═══ Information given

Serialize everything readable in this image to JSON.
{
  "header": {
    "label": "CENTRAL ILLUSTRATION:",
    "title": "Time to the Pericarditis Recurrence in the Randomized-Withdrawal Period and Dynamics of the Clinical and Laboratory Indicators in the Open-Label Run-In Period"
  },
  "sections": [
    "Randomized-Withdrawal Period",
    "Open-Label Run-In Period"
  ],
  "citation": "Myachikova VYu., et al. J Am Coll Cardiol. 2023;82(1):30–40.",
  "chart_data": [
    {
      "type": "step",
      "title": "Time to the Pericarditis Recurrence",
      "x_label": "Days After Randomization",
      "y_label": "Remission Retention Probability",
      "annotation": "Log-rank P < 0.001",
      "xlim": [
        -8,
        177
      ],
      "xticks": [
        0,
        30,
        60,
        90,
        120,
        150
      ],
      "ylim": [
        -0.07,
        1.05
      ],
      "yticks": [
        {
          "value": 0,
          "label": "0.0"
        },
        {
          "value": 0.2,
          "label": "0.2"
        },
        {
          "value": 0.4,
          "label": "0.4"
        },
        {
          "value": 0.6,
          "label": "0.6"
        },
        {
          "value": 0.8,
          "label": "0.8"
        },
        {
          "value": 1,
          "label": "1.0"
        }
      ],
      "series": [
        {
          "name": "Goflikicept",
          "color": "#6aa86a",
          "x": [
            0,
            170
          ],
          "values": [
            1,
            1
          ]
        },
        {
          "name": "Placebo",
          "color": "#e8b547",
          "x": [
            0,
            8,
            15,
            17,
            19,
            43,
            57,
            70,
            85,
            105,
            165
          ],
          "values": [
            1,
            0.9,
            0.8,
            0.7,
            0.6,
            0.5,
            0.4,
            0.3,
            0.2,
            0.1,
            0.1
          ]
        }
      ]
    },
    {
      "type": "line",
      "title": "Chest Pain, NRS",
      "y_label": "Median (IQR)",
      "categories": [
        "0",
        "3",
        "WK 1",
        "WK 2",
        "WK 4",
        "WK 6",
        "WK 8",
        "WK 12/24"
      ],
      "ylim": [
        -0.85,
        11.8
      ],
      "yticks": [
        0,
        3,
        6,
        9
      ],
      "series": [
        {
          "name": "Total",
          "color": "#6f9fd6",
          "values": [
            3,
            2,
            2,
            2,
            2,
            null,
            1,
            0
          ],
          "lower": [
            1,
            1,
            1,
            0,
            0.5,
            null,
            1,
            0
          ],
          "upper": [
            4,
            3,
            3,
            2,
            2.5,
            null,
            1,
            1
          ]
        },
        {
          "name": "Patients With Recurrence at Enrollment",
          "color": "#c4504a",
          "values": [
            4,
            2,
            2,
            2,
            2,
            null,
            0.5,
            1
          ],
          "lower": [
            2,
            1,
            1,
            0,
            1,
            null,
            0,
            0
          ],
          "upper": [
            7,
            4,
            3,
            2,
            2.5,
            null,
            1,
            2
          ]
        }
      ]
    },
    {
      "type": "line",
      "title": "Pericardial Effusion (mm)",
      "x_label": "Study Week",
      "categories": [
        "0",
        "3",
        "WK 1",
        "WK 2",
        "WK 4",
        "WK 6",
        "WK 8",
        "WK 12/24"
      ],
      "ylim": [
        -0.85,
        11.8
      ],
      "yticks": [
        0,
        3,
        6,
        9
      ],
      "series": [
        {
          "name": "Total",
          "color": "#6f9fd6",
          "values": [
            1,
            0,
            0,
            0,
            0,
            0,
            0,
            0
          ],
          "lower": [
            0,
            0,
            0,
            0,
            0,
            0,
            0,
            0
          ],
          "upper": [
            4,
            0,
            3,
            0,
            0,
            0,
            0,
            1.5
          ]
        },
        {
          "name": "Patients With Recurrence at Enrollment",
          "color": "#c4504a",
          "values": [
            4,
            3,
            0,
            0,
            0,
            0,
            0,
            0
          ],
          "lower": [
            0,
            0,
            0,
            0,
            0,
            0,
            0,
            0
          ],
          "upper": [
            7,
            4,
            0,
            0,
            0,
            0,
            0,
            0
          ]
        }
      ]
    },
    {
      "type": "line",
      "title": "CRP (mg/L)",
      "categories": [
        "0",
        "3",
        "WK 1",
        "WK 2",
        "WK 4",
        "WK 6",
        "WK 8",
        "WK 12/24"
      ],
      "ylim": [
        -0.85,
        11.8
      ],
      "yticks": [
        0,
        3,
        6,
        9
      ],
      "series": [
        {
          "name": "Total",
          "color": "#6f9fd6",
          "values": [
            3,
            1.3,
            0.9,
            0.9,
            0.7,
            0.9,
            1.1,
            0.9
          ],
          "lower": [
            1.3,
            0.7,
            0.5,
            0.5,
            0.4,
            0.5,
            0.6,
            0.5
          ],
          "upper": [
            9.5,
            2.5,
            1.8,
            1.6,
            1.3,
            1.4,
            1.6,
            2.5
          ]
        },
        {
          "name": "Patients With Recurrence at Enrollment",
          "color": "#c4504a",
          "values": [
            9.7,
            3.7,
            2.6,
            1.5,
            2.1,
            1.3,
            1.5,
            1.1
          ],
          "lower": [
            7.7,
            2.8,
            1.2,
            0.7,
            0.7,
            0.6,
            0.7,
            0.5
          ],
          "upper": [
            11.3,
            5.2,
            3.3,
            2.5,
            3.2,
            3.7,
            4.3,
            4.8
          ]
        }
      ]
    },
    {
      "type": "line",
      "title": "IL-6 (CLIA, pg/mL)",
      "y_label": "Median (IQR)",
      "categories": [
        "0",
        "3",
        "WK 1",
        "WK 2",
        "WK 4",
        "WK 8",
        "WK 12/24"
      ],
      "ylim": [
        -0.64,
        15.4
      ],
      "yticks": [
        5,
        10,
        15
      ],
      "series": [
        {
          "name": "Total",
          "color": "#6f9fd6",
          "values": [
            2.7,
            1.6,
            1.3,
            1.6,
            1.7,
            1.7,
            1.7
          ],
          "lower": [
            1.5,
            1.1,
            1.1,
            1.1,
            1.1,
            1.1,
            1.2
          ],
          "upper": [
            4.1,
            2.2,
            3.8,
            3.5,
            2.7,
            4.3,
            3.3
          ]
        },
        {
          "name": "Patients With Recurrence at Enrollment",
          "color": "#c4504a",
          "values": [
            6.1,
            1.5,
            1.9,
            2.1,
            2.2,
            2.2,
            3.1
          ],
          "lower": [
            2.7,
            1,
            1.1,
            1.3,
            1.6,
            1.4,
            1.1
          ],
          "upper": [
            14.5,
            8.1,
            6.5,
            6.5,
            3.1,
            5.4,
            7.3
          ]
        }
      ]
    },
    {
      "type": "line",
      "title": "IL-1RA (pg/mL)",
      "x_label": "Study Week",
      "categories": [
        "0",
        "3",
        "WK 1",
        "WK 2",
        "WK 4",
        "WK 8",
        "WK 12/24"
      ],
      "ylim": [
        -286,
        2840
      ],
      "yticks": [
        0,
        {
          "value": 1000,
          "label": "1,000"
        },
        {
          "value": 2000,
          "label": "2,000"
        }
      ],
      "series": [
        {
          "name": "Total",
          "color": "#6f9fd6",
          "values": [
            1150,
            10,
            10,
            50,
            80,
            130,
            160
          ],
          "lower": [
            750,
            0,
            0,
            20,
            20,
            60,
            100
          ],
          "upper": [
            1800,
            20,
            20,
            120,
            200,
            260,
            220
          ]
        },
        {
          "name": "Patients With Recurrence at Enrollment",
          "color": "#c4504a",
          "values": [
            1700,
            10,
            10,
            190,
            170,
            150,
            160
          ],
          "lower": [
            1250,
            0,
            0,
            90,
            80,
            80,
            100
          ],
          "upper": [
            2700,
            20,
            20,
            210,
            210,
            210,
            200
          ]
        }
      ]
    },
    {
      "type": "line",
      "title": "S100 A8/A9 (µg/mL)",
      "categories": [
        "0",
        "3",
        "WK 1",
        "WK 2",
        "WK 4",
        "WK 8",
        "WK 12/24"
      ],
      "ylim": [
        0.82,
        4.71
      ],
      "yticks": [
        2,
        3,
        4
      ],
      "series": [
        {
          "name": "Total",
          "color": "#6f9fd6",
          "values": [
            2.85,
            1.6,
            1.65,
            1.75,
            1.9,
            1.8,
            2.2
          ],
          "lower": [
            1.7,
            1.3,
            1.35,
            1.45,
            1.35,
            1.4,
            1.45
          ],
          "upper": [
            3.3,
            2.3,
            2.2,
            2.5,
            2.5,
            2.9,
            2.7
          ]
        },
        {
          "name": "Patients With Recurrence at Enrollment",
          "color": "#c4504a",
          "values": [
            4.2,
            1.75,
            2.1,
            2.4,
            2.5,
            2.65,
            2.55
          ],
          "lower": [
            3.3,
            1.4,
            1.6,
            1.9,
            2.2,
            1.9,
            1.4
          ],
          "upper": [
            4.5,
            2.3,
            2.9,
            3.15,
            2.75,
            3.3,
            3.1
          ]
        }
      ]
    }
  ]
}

══════

In the data above, find each line that uses the string "Period". Copy it.

• [Result of this exercise]:
    "title": "Time to the Pericarditis Recurrence in the Randomized-Withdrawal Period and Dynamics of the Clinical and Laboratory Indicators in the Open-Label Run-In Period"
    "Randomized-Withdrawal Period",
    "Open-Label Run-In Period"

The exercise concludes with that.